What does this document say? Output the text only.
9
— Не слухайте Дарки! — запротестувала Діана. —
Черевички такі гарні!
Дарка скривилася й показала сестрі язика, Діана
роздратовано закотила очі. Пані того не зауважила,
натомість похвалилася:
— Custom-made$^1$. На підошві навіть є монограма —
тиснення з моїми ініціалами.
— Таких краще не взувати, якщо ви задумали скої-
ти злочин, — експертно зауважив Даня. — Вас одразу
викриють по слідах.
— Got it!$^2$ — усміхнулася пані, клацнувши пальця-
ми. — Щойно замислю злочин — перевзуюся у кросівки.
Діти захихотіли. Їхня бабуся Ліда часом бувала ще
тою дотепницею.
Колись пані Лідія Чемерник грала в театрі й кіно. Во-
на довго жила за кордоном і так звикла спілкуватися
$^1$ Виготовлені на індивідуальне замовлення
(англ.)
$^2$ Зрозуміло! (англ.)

+ + + +

* [Given problem]:
All lines above containing the string "Діана" are to be collected.

* [Written solution]:
— Не слухайте Дарки! — запротестувала Діана. —
Дарка скривилася й показала сестрі язика, Діана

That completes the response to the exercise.